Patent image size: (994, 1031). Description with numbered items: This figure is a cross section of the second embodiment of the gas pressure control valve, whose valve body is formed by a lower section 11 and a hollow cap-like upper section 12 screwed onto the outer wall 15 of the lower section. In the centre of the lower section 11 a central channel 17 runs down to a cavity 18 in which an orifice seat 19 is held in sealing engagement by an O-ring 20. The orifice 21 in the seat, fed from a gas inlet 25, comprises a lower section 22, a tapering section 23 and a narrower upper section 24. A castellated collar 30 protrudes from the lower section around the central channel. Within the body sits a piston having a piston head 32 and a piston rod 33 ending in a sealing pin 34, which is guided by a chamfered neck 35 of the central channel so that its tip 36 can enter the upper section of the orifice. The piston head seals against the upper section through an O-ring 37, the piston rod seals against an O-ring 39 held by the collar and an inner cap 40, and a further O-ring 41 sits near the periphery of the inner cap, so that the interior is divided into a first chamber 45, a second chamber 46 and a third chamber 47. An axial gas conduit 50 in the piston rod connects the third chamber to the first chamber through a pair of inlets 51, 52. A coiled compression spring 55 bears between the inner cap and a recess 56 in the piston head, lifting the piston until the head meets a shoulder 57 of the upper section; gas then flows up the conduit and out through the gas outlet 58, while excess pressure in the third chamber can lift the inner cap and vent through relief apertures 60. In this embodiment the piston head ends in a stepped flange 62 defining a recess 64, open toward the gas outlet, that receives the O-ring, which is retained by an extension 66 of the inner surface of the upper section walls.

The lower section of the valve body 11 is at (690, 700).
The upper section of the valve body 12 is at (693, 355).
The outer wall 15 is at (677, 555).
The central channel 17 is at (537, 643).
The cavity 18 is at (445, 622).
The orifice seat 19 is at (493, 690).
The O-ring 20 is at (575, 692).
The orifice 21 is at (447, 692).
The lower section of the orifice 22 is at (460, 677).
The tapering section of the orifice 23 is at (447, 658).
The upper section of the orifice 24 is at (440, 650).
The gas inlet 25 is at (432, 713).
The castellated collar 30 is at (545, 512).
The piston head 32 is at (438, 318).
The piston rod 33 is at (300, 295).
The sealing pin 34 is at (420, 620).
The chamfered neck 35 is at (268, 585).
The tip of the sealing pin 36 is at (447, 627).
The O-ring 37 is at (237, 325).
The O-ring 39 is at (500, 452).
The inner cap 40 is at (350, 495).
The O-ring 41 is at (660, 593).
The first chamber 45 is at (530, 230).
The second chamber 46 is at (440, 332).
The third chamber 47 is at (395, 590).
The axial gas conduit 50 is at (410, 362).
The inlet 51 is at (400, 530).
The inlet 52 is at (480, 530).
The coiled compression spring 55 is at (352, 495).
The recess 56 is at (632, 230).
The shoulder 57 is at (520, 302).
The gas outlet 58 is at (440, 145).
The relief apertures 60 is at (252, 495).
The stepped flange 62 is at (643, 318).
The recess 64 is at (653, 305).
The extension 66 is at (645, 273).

▬▬▬

EXERCISE PROMPT. Reproduce every line of the data above word for word, leaving nothing out.

RESPONSE FOR THIS EXERCISE.
Patent image size: (994, 1031). Description with numbered items: This figure is a cross section of the second embodiment of the gas pressure control valve, whose valve body is formed by a lower section 11 and a hollow cap-like upper section 12 screwed onto the outer wall 15 of the lower section. In the centre of the lower section 11 a central channel 17 runs down to a cavity 18 in which an orifice seat 19 is held in sealing engagement by an O-ring 20. The orifice 21 in the seat, fed from a gas inlet 25, comprises a lower section 22, a tapering section 23 and a narrower upper section 24. A castellated collar 30 protrudes from the lower section around the central channel. Within the body sits a piston having a piston head 32 and a piston rod 33 ending in a sealing pin 34, which is guided by a chamfered neck 35 of the central channel so that its tip 36 can enter the upper section of the orifice. The piston head seals against the upper section through an O-ring 37, the piston rod seals against an O-ring 39 held by the collar and an inner cap 40, and a further O-ring 41 sits near the periphery of the inner cap, so that the interior is divided into a first chamber 45, a second chamber 46 and a third chamber 47. An axial gas conduit 50 in the piston rod connects the third chamber to the first chamber through a pair of inlets 51, 52. A coiled compression spring 55 bears between the inner cap and a recess 56 in the piston head, lifting the piston until the head meets a shoulder 57 of the upper section; gas then flows up the conduit and out through the gas outlet 58, while excess pressure in the third chamber can lift the inner cap and vent through relief apertures 60. In this embodiment the piston head ends in a stepped flange 62 defining a recess 64, open toward the gas outlet, that receives the O-ring, which is retained by an extension 66 of the inner surface of the upper section walls.

The lower section of the valve body 11 is at (690, 700).
The upper section of the valve body 12 is at (693, 355).
The outer wall 15 is at (677, 555).
The central channel 17 is at (537, 643).
The cavity 18 is at (445, 622).
The orifice seat 19 is at (493, 690).
The O-ring 20 is at (575, 692).
The orifice 21 is at (447, 692).
The lower section of the orifice 22 is at (460, 677).
The tapering section of the orifice 23 is at (447, 658).
The upper section of the orifice 24 is at (440, 650).
The gas inlet 25 is at (432, 713).
The castellated collar 30 is at (545, 512).
The piston head 32 is at (438, 318).
The piston rod 33 is at (300, 295).
The sealing pin 34 is at (420, 620).
The chamfered neck 35 is at (268, 585).
The tip of the sealing pin 36 is at (447, 627).
The O-ring 37 is at (237, 325).
The O-ring 39 is at (500, 452).
The inner cap 40 is at (350, 495).
The O-ring 41 is at (660, 593).
The first chamber 45 is at (530, 230).
The second chamber 46 is at (440, 332).
The third chamber 47 is at (395, 590).
The axial gas conduit 50 is at (410, 362).
The inlet 51 is at (400, 530).
The inlet 52 is at (480, 530).
The coiled compression spring 55 is at (352, 495).
The recess 56 is at (632, 230).
The shoulder 57 is at (520, 302).
The gas outlet 58 is at (440, 145).
The relief apertures 60 is at (252, 495).
The stepped flange 62 is at (643, 318).
The recess 64 is at (653, 305).
The extension 66 is at (645, 273).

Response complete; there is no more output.